**Provided material**
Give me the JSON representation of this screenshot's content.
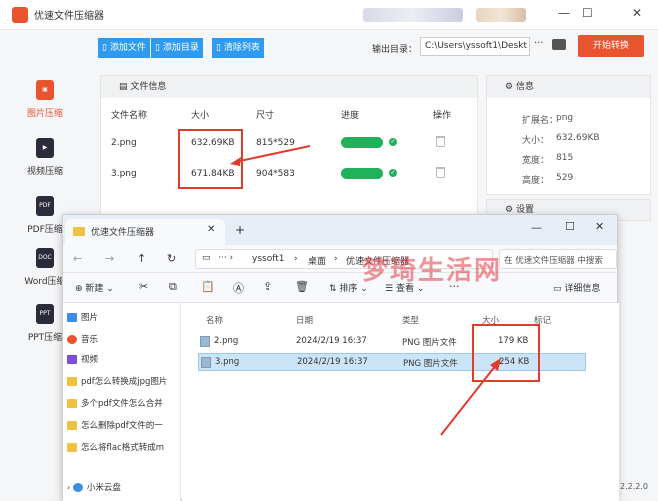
{
  "app": {
    "title": "优速文件压缩器",
    "toolbar": {
      "add_file": "添加文件",
      "add_dir": "添加目录",
      "clear_list": "清除列表"
    },
    "output_label": "输出目录：",
    "output_path": "C:\\Users\\yssoft1\\Deskt",
    "output_more": "···",
    "start_button": "开始转换",
    "sidebar": [
      {
        "label": "图片压缩",
        "icon": "image-icon",
        "active": true
      },
      {
        "label": "视频压缩",
        "icon": "video-icon",
        "active": false
      },
      {
        "label": "PDF压缩",
        "icon": "pdf-icon",
        "icon_text": "PDF",
        "active": false
      },
      {
        "label": "Word压缩",
        "icon": "doc-icon",
        "icon_text": "DOC",
        "active": false
      },
      {
        "label": "PPT压缩",
        "icon": "ppt-icon",
        "icon_text": "PPT",
        "active": false
      }
    ],
    "file_panel": {
      "header": "文件信息",
      "columns": [
        "文件名称",
        "大小",
        "尺寸",
        "进度",
        "操作"
      ],
      "rows": [
        {
          "name": "2.png",
          "size": "632.69KB",
          "dims": "815*529"
        },
        {
          "name": "3.png",
          "size": "671.84KB",
          "dims": "904*583"
        }
      ]
    },
    "info_panel": {
      "header": "信息",
      "rows": [
        {
          "key": "扩展名：",
          "value": "png"
        },
        {
          "key": "大小：",
          "value": "632.69KB"
        },
        {
          "key": "宽度：",
          "value": "815"
        },
        {
          "key": "高度：",
          "value": "529"
        }
      ]
    },
    "settings_header": "设置",
    "version": "2.2.2.0"
  },
  "explorer": {
    "tab_title": "优速文件压缩器",
    "new_tab": "+",
    "window_controls": {
      "minimize": "—",
      "maximize": "☐",
      "close": "✕"
    },
    "breadcrumb": [
      "yssoft1",
      "桌面",
      "优速文件压缩器"
    ],
    "search_placeholder": "在 优速文件压缩器 中搜索",
    "cmd": {
      "new": "新建",
      "sort": "排序",
      "view": "查看",
      "more": "···",
      "details": "详细信息"
    },
    "nav": [
      {
        "label": "图片",
        "color": "#3a8ee6"
      },
      {
        "label": "音乐",
        "color": "#e9532d"
      },
      {
        "label": "视频",
        "color": "#7a4fd8"
      },
      {
        "label": "pdf怎么转换成jpg图片",
        "color": "#f0c040"
      },
      {
        "label": "多个pdf文件怎么合并",
        "color": "#f0c040"
      },
      {
        "label": "怎么删除pdf文件的一",
        "color": "#f0c040"
      },
      {
        "label": "怎么将flac格式转成m",
        "color": "#f0c040"
      }
    ],
    "nav_bottom": "小米云盘",
    "columns": [
      "名称",
      "日期",
      "类型",
      "大小",
      "标记"
    ],
    "files": [
      {
        "name": "2.png",
        "date": "2024/2/19 16:37",
        "type": "PNG 图片文件",
        "size": "179 KB",
        "selected": false
      },
      {
        "name": "3.png",
        "date": "2024/2/19 16:37",
        "type": "PNG 图片文件",
        "size": "254 KB",
        "selected": true
      }
    ]
  },
  "watermark": "梦琦生活网",
  "colors": {
    "accent_blue": "#2f9bf0",
    "accent_orange": "#e9532d",
    "progress_green": "#20b15a",
    "annotation_red": "#e23b2e"
  }
}
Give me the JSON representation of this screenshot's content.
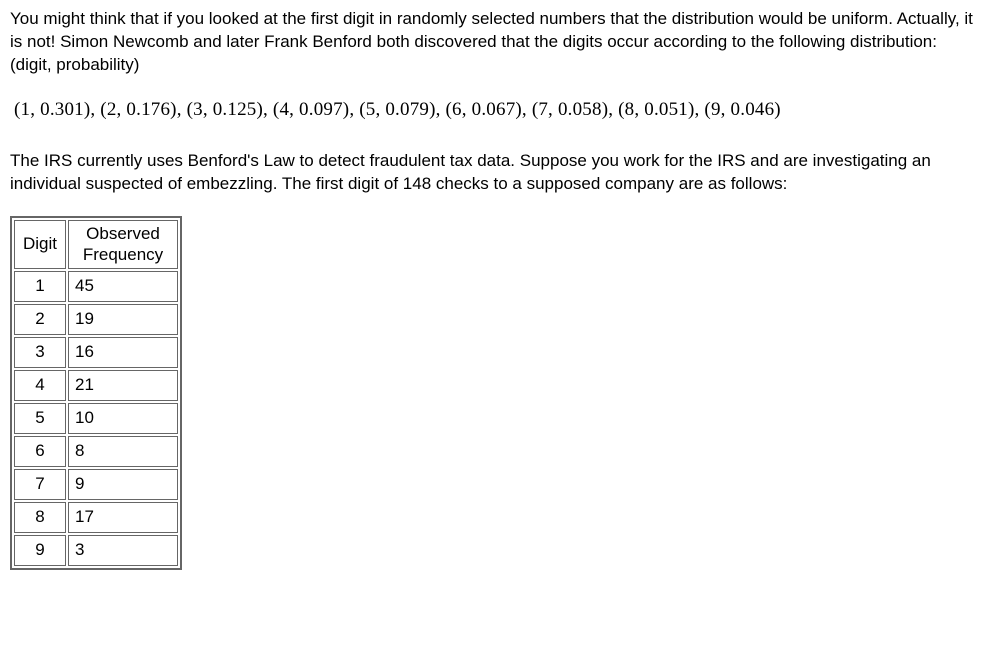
{
  "paragraph1": "You might think that if you looked at the first digit in randomly selected numbers that the distribution would be uniform. Actually, it is not! Simon Newcomb and later Frank Benford both discovered that the digits occur according to the following distribution: (digit, probability)",
  "distribution": "(1, 0.301), (2, 0.176), (3, 0.125), (4, 0.097), (5, 0.079), (6, 0.067), (7, 0.058), (8, 0.051), (9, 0.046)",
  "paragraph2": "The IRS currently uses Benford's Law to detect fraudulent tax data. Suppose you work for the IRS and are investigating an individual suspected of embezzling. The first digit of 148 checks to a supposed company are as follows:",
  "table": {
    "header_digit": "Digit",
    "header_freq_line1": "Observed",
    "header_freq_line2": "Frequency",
    "rows": [
      {
        "digit": "1",
        "freq": "45"
      },
      {
        "digit": "2",
        "freq": "19"
      },
      {
        "digit": "3",
        "freq": "16"
      },
      {
        "digit": "4",
        "freq": "21"
      },
      {
        "digit": "5",
        "freq": "10"
      },
      {
        "digit": "6",
        "freq": "8"
      },
      {
        "digit": "7",
        "freq": "9"
      },
      {
        "digit": "8",
        "freq": "17"
      },
      {
        "digit": "9",
        "freq": "3"
      }
    ]
  }
}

**Exercise requirements**
Every line is to be duplicated exactly, though pictures stay out.

**Solution to this task**
Give me the JSON representation of this screenshot's content.
{
  "app": {
    "title": "优速文件压缩器",
    "toolbar": {
      "add_file": "添加文件",
      "add_dir": "添加目录",
      "clear_list": "清除列表"
    },
    "output_label": "输出目录：",
    "output_path": "C:\\Users\\yssoft1\\Deskt",
    "output_more": "···",
    "start_button": "开始转换",
    "sidebar": [
      {
        "label": "图片压缩",
        "icon": "image-icon",
        "active": true
      },
      {
        "label": "视频压缩",
        "icon": "video-icon",
        "active": false
      },
      {
        "label": "PDF压缩",
        "icon": "pdf-icon",
        "icon_text": "PDF",
        "active": false
      },
      {
        "label": "Word压缩",
        "icon": "doc-icon",
        "icon_text": "DOC",
        "active": false
      },
      {
        "label": "PPT压缩",
        "icon": "ppt-icon",
        "icon_text": "PPT",
        "active": false
      }
    ],
    "file_panel": {
      "header": "文件信息",
      "columns": [
        "文件名称",
        "大小",
        "尺寸",
        "进度",
        "操作"
      ],
      "rows": [
        {
          "name": "2.png",
          "size": "632.69KB",
          "dims": "815*529"
        },
        {
          "name": "3.png",
          "size": "671.84KB",
          "dims": "904*583"
        }
      ]
    },
    "info_panel": {
      "header": "信息",
      "rows": [
        {
          "key": "扩展名：",
          "value": "png"
        },
        {
          "key": "大小：",
          "value": "632.69KB"
        },
        {
          "key": "宽度：",
          "value": "815"
        },
        {
          "key": "高度：",
          "value": "529"
        }
      ]
    },
    "settings_header": "设置",
    "version": "2.2.2.0"
  },
  "explorer": {
    "tab_title": "优速文件压缩器",
    "new_tab": "+",
    "window_controls": {
      "minimize": "—",
      "maximize": "☐",
      "close": "✕"
    },
    "breadcrumb": [
      "yssoft1",
      "桌面",
      "优速文件压缩器"
    ],
    "search_placeholder": "在 优速文件压缩器 中搜索",
    "cmd": {
      "new": "新建",
      "sort": "排序",
      "view": "查看",
      "more": "···",
      "details": "详细信息"
    },
    "nav": [
      {
        "label": "图片",
        "color": "#3a8ee6"
      },
      {
        "label": "音乐",
        "color": "#e9532d"
      },
      {
        "label": "视频",
        "color": "#7a4fd8"
      },
      {
        "label": "pdf怎么转换成jpg图片",
        "color": "#f0c040"
      },
      {
        "label": "多个pdf文件怎么合并",
        "color": "#f0c040"
      },
      {
        "label": "怎么删除pdf文件的一",
        "color": "#f0c040"
      },
      {
        "label": "怎么将flac格式转成m",
        "color": "#f0c040"
      }
    ],
    "nav_bottom": "小米云盘",
    "columns": [
      "名称",
      "日期",
      "类型",
      "大小",
      "标记"
    ],
    "files": [
      {
        "name": "2.png",
        "date": "2024/2/19 16:37",
        "type": "PNG 图片文件",
        "size": "179 KB",
        "selected": false
      },
      {
        "name": "3.png",
        "date": "2024/2/19 16:37",
        "type": "PNG 图片文件",
        "size": "254 KB",
        "selected": true
      }
    ]
  },
  "watermark": "梦琦生活网",
  "colors": {
    "accent_blue": "#2f9bf0",
    "accent_orange": "#e9532d",
    "progress_green": "#20b15a",
    "annotation_red": "#e23b2e"
  }
}
Give me the JSON representation of this screenshot's content.
{
  "paragraph1": "You might think that if you looked at the first digit in randomly selected numbers that the distribution would be uniform. Actually, it is not! Simon Newcomb and later Frank Benford both discovered that the digits occur according to the following distribution: (digit, probability)",
  "distribution": "(1, 0.301), (2, 0.176), (3, 0.125), (4, 0.097), (5, 0.079), (6, 0.067), (7, 0.058), (8, 0.051), (9, 0.046)",
  "paragraph2": "The IRS currently uses Benford's Law to detect fraudulent tax data. Suppose you work for the IRS and are investigating an individual suspected of embezzling. The first digit of 148 checks to a supposed company are as follows:",
  "table": {
    "header_digit": "Digit",
    "header_freq_line1": "Observed",
    "header_freq_line2": "Frequency",
    "rows": [
      {
        "digit": "1",
        "freq": "45"
      },
      {
        "digit": "2",
        "freq": "19"
      },
      {
        "digit": "3",
        "freq": "16"
      },
      {
        "digit": "4",
        "freq": "21"
      },
      {
        "digit": "5",
        "freq": "10"
      },
      {
        "digit": "6",
        "freq": "8"
      },
      {
        "digit": "7",
        "freq": "9"
      },
      {
        "digit": "8",
        "freq": "17"
      },
      {
        "digit": "9",
        "freq": "3"
      }
    ]
  }
}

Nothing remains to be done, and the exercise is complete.